-- start of Input data --

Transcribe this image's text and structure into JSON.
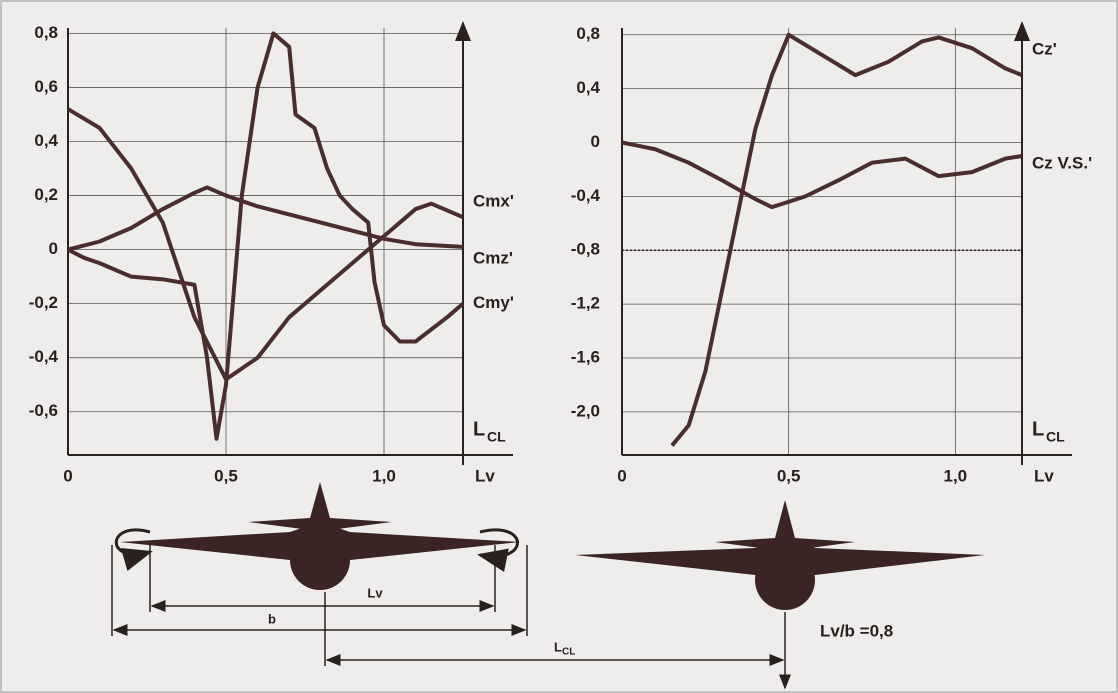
{
  "chart_data": [
    {
      "type": "line",
      "xlabel": "Lv",
      "ylabel": "L",
      "ylabel_sub": "CL",
      "xlim": [
        0,
        1.25
      ],
      "ylim": [
        -0.76,
        0.82
      ],
      "xticks": [
        {
          "value": 0,
          "label": "0"
        },
        {
          "value": 0.5,
          "label": "0,5"
        },
        {
          "value": 1,
          "label": "1,0"
        }
      ],
      "yticks": [
        {
          "value": 0.8,
          "label": "0,8"
        },
        {
          "value": 0.6,
          "label": "0,6"
        },
        {
          "value": 0.4,
          "label": "0,4"
        },
        {
          "value": 0.2,
          "label": "0,2"
        },
        0,
        {
          "value": -0.2,
          "label": "-0,2"
        },
        {
          "value": -0.4,
          "label": "-0,4"
        },
        {
          "value": -0.6,
          "label": "-0,6"
        }
      ],
      "grid": true,
      "color": "#4a2e2e",
      "series": [
        {
          "name": "Cmx'",
          "x": [
            0,
            0.1,
            0.2,
            0.3,
            0.4,
            0.5,
            0.6,
            0.7,
            0.8,
            0.9,
            1.0,
            1.1,
            1.15,
            1.25
          ],
          "values": [
            0.52,
            0.45,
            0.3,
            0.1,
            -0.25,
            -0.48,
            -0.4,
            -0.25,
            -0.15,
            -0.05,
            0.05,
            0.15,
            0.17,
            0.12
          ]
        },
        {
          "name": "Cmz'",
          "x": [
            0,
            0.1,
            0.2,
            0.3,
            0.4,
            0.44,
            0.5,
            0.6,
            0.7,
            0.8,
            0.9,
            1.0,
            1.1,
            1.25
          ],
          "values": [
            0,
            0.03,
            0.08,
            0.15,
            0.21,
            0.23,
            0.2,
            0.16,
            0.13,
            0.1,
            0.07,
            0.04,
            0.02,
            0.01
          ]
        },
        {
          "name": "Cmy'",
          "x": [
            0,
            0.05,
            0.1,
            0.2,
            0.3,
            0.4,
            0.44,
            0.47,
            0.5,
            0.55,
            0.6,
            0.65,
            0.7,
            0.72,
            0.78,
            0.82,
            0.86,
            0.9,
            0.95,
            0.97,
            1.0,
            1.05,
            1.1,
            1.2,
            1.25
          ],
          "values": [
            0,
            -0.03,
            -0.05,
            -0.1,
            -0.11,
            -0.13,
            -0.4,
            -0.7,
            -0.5,
            0.2,
            0.6,
            0.8,
            0.75,
            0.5,
            0.45,
            0.3,
            0.2,
            0.15,
            0.1,
            -0.12,
            -0.28,
            -0.34,
            -0.34,
            -0.25,
            -0.2
          ]
        }
      ]
    },
    {
      "type": "line",
      "xlabel": "Lv",
      "ylabel": "L",
      "ylabel_sub": "CL",
      "xlim": [
        0,
        1.2
      ],
      "ylim": [
        -2.32,
        0.85
      ],
      "xticks": [
        {
          "value": 0,
          "label": "0"
        },
        {
          "value": 0.5,
          "label": "0,5"
        },
        {
          "value": 1,
          "label": "1,0"
        }
      ],
      "yticks": [
        {
          "value": 0.8,
          "label": "0,8"
        },
        {
          "value": 0.4,
          "label": "0,4"
        },
        0,
        {
          "value": -0.4,
          "label": "-0,4"
        },
        {
          "value": -0.8,
          "label": "-0,8"
        },
        {
          "value": -1.2,
          "label": "-1,2"
        },
        {
          "value": -1.6,
          "label": "-1,6"
        },
        {
          "value": -2,
          "label": "-2,0"
        }
      ],
      "grid": true,
      "color": "#4a2e2e",
      "hline": -0.8,
      "series": [
        {
          "name": "Cz'",
          "x": [
            0.15,
            0.2,
            0.25,
            0.3,
            0.35,
            0.4,
            0.45,
            0.5,
            0.6,
            0.7,
            0.8,
            0.9,
            0.95,
            1.05,
            1.15,
            1.2
          ],
          "values": [
            -2.25,
            -2.1,
            -1.7,
            -1.1,
            -0.5,
            0.1,
            0.5,
            0.8,
            0.65,
            0.5,
            0.6,
            0.75,
            0.78,
            0.7,
            0.55,
            0.5
          ]
        },
        {
          "name": "Cz V.S.'",
          "x": [
            0,
            0.1,
            0.2,
            0.3,
            0.4,
            0.45,
            0.55,
            0.65,
            0.75,
            0.85,
            0.95,
            1.05,
            1.15,
            1.2
          ],
          "values": [
            0,
            -0.05,
            -0.15,
            -0.28,
            -0.42,
            -0.48,
            -0.4,
            -0.28,
            -0.15,
            -0.12,
            -0.25,
            -0.22,
            -0.12,
            -0.1
          ]
        }
      ]
    }
  ],
  "diagram": {
    "lv": "Lv",
    "b": "b",
    "lcl": "L",
    "lcl_sub": "CL",
    "ratio": "Lv/b =0,8"
  }
}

-- end of Input data --

- **Objective**
List each line of the records that holds the string "name".

- **Exercise answer**
          "name": "Cmx'",
          "name": "Cmz'",
          "name": "Cmy'",
          "name": "Cz'",
          "name": "Cz V.S.'",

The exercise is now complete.